(Stored data)
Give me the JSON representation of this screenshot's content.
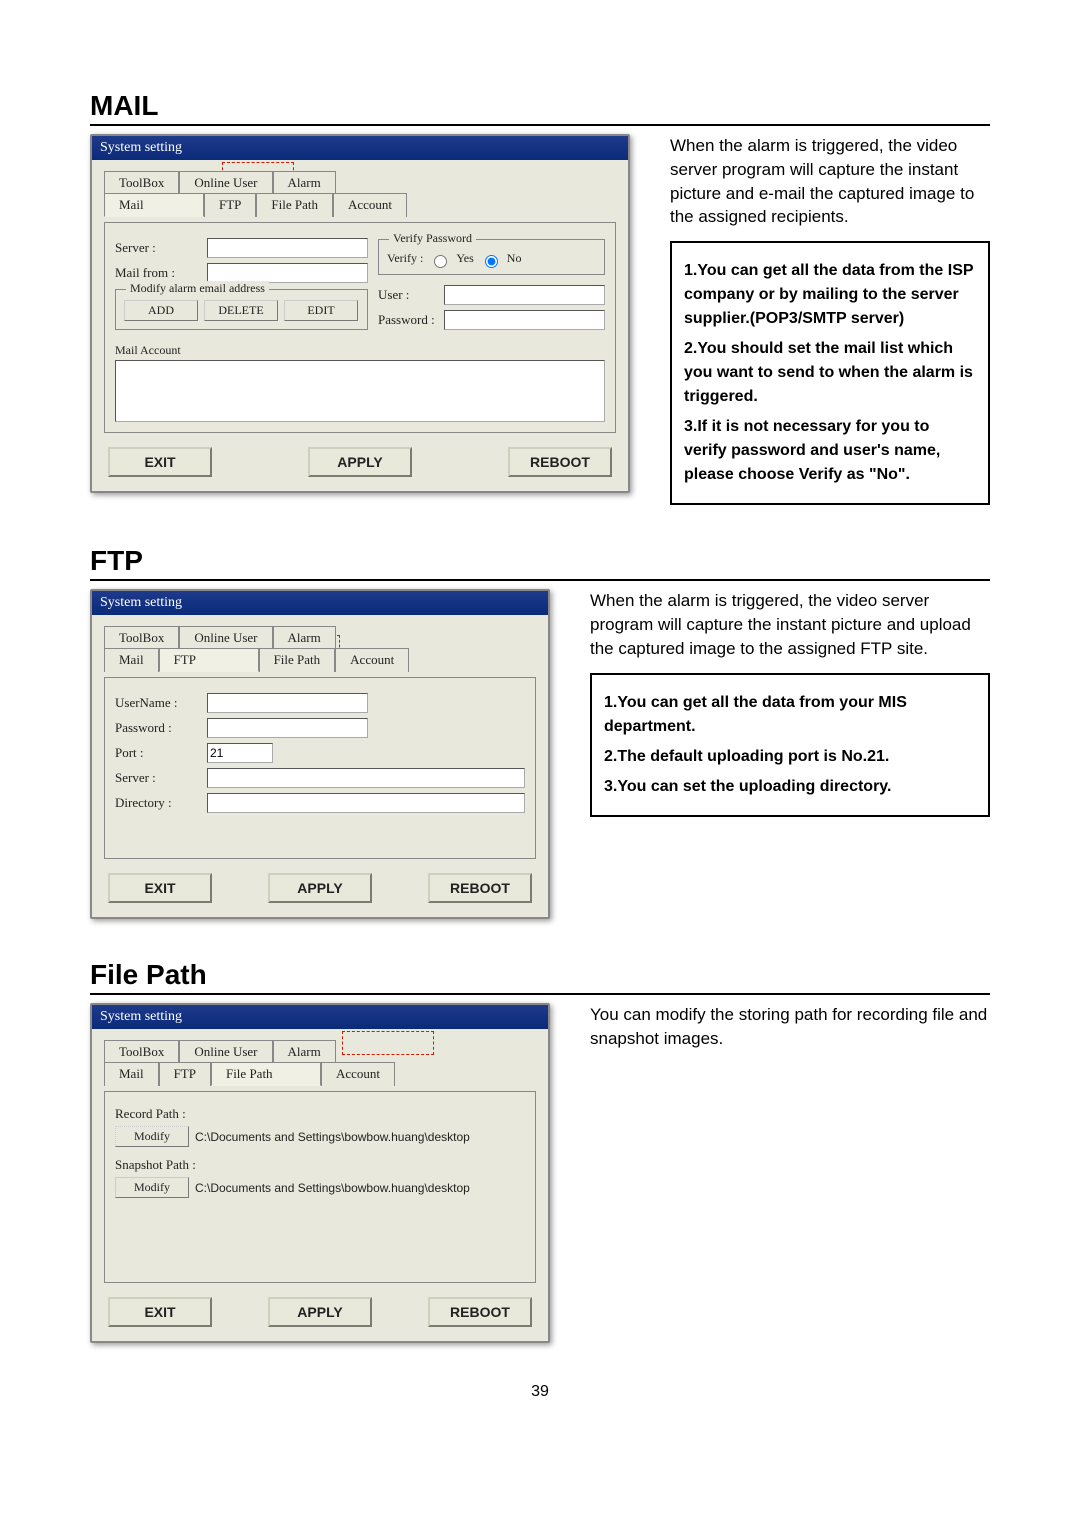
{
  "page_number": "39",
  "sections": {
    "mail": {
      "title": "MAIL",
      "dialog_title": "System setting",
      "tabs_top": [
        "ToolBox",
        "Online User",
        "Alarm"
      ],
      "tabs_bottom": [
        "Mail",
        "FTP",
        "File Path",
        "Account"
      ],
      "active_tab": "Mail",
      "labels": {
        "server": "Server :",
        "mail_from": "Mail from :",
        "legend_modify": "Modify alarm email address",
        "user": "User :",
        "password": "Password :",
        "mail_account": "Mail Account",
        "legend_verify": "Verify Password",
        "verify": "Verify :",
        "yes": "Yes",
        "no": "No"
      },
      "buttons": {
        "add": "ADD",
        "delete": "DELETE",
        "edit": "EDIT",
        "exit": "EXIT",
        "apply": "APPLY",
        "reboot": "REBOOT"
      },
      "desc": "When the alarm is triggered, the video server program will capture the instant picture and e-mail the captured image to the assigned recipients.",
      "info": [
        "1.You can get all the data from the ISP company or by mailing to the server supplier.(POP3/SMTP server)",
        "2.You should set the mail list which you want to send to when the alarm is triggered.",
        "3.If it is not necessary for you to verify password and user's name, please choose Verify as \"No\"."
      ]
    },
    "ftp": {
      "title": "FTP",
      "dialog_title": "System setting",
      "tabs_top": [
        "ToolBox",
        "Online User",
        "Alarm"
      ],
      "tabs_bottom": [
        "Mail",
        "FTP",
        "File Path",
        "Account"
      ],
      "active_tab": "FTP",
      "labels": {
        "username": "UserName :",
        "password": "Password :",
        "port": "Port :",
        "server": "Server  :",
        "directory": "Directory :"
      },
      "values": {
        "port": "21"
      },
      "buttons": {
        "exit": "EXIT",
        "apply": "APPLY",
        "reboot": "REBOOT"
      },
      "desc": "When the alarm is triggered, the video server program will capture the instant picture and upload the captured image to the assigned FTP site.",
      "info": [
        "1.You can get all the data from your MIS department.",
        "2.The default uploading port is No.21.",
        "3.You can set the uploading directory."
      ]
    },
    "filepath": {
      "title": "File Path",
      "dialog_title": "System setting",
      "tabs_top": [
        "ToolBox",
        "Online User",
        "Alarm"
      ],
      "tabs_bottom": [
        "Mail",
        "FTP",
        "File Path",
        "Account"
      ],
      "active_tab": "File Path",
      "labels": {
        "record_path": "Record Path :",
        "snapshot_path": "Snapshot Path :",
        "modify": "Modify"
      },
      "values": {
        "record_path": "C:\\Documents and Settings\\bowbow.huang\\desktop",
        "snapshot_path": "C:\\Documents and Settings\\bowbow.huang\\desktop"
      },
      "buttons": {
        "exit": "EXIT",
        "apply": "APPLY",
        "reboot": "REBOOT"
      },
      "desc": "You can modify the storing path for recording file and snapshot images."
    }
  }
}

Task goal »
Copy the material above in full and exactly, skipping pictures.

Response to the task »
Give me the JSON representation of this screenshot's content.
{
  "page_number": "39",
  "sections": {
    "mail": {
      "title": "MAIL",
      "dialog_title": "System setting",
      "tabs_top": [
        "ToolBox",
        "Online User",
        "Alarm"
      ],
      "tabs_bottom": [
        "Mail",
        "FTP",
        "File Path",
        "Account"
      ],
      "active_tab": "Mail",
      "labels": {
        "server": "Server :",
        "mail_from": "Mail from :",
        "legend_modify": "Modify alarm email address",
        "user": "User :",
        "password": "Password :",
        "mail_account": "Mail Account",
        "legend_verify": "Verify Password",
        "verify": "Verify :",
        "yes": "Yes",
        "no": "No"
      },
      "buttons": {
        "add": "ADD",
        "delete": "DELETE",
        "edit": "EDIT",
        "exit": "EXIT",
        "apply": "APPLY",
        "reboot": "REBOOT"
      },
      "desc": "When the alarm is triggered, the video server program will capture the instant picture and e-mail the captured image to the assigned recipients.",
      "info": [
        "1.You can get all the data from the ISP company or by mailing to the server supplier.(POP3/SMTP server)",
        "2.You should set the mail list which you want to send to when the alarm is triggered.",
        "3.If it is not necessary for you to verify password and user's name, please choose Verify as \"No\"."
      ]
    },
    "ftp": {
      "title": "FTP",
      "dialog_title": "System setting",
      "tabs_top": [
        "ToolBox",
        "Online User",
        "Alarm"
      ],
      "tabs_bottom": [
        "Mail",
        "FTP",
        "File Path",
        "Account"
      ],
      "active_tab": "FTP",
      "labels": {
        "username": "UserName :",
        "password": "Password :",
        "port": "Port :",
        "server": "Server  :",
        "directory": "Directory :"
      },
      "values": {
        "port": "21"
      },
      "buttons": {
        "exit": "EXIT",
        "apply": "APPLY",
        "reboot": "REBOOT"
      },
      "desc": "When the alarm is triggered, the video server program will capture the instant picture and upload the captured image to the assigned FTP site.",
      "info": [
        "1.You can get all the data from your MIS department.",
        "2.The default uploading port is No.21.",
        "3.You can set the uploading directory."
      ]
    },
    "filepath": {
      "title": "File Path",
      "dialog_title": "System setting",
      "tabs_top": [
        "ToolBox",
        "Online User",
        "Alarm"
      ],
      "tabs_bottom": [
        "Mail",
        "FTP",
        "File Path",
        "Account"
      ],
      "active_tab": "File Path",
      "labels": {
        "record_path": "Record Path :",
        "snapshot_path": "Snapshot Path :",
        "modify": "Modify"
      },
      "values": {
        "record_path": "C:\\Documents and Settings\\bowbow.huang\\desktop",
        "snapshot_path": "C:\\Documents and Settings\\bowbow.huang\\desktop"
      },
      "buttons": {
        "exit": "EXIT",
        "apply": "APPLY",
        "reboot": "REBOOT"
      },
      "desc": "You can modify the storing path for recording file and snapshot images."
    }
  }
}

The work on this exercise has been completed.